_PROVIDED MATERIAL_.

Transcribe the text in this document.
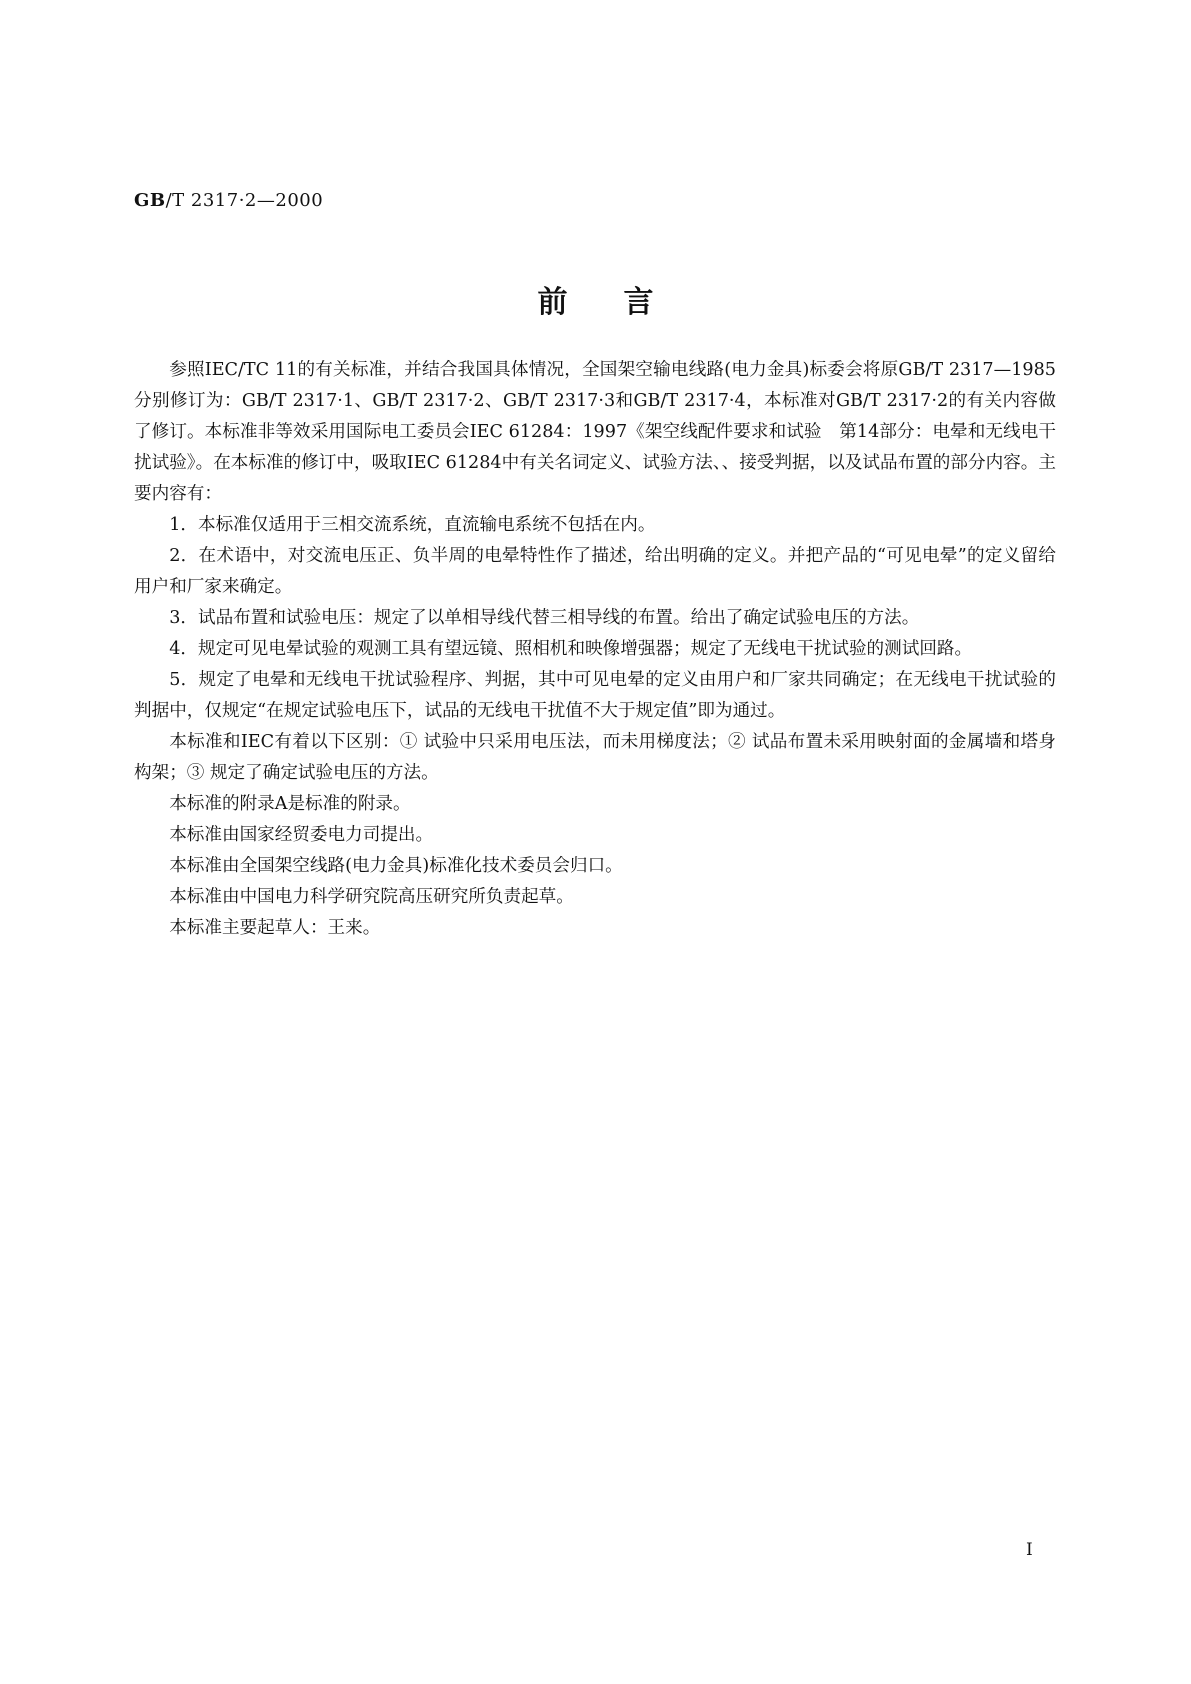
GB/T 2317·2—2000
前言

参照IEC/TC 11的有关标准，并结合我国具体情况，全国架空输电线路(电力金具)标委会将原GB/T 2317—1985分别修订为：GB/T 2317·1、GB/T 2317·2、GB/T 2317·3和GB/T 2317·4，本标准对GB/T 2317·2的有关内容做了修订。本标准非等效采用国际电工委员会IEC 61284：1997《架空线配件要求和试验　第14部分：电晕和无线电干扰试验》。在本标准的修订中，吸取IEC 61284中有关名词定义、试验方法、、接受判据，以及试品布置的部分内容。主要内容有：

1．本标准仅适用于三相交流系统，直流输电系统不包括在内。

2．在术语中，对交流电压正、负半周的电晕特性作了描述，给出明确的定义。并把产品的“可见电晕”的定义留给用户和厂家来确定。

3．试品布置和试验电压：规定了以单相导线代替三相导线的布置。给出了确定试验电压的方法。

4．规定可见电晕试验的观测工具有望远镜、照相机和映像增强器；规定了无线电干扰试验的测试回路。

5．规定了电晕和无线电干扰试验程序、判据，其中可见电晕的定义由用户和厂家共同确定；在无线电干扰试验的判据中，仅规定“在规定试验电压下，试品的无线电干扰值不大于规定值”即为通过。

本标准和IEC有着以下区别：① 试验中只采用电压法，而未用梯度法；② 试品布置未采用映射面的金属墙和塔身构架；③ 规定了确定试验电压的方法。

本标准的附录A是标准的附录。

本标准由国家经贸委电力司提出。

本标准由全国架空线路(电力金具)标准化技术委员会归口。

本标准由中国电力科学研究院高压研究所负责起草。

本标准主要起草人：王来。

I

_PROBLEM DETAILS_. Every line in the data that holds "电力金具" should be copied out.

_SOLUTION TO THIS TASK_.
参照IEC/TC 11的有关标准，并结合我国具体情况，全国架空输电线路(电力金具)标委会将原GB/T 2317—1985分别修订为：GB/T 2317·1、GB/T 2317·2、GB/T 2317·3和GB/T 2317·4，本标准对GB/T 2317·2的有关内容做了修订。本标准非等效采用国际电工委员会IEC 61284：1997《架空线配件要求和试验　第14部分：电晕和无线电干扰试验》。在本标准的修订中，吸取IEC 61284中有关名词定义、试验方法、、接受判据，以及试品布置的部分内容。主要内容有：
本标准由全国架空线路(电力金具)标准化技术委员会归口。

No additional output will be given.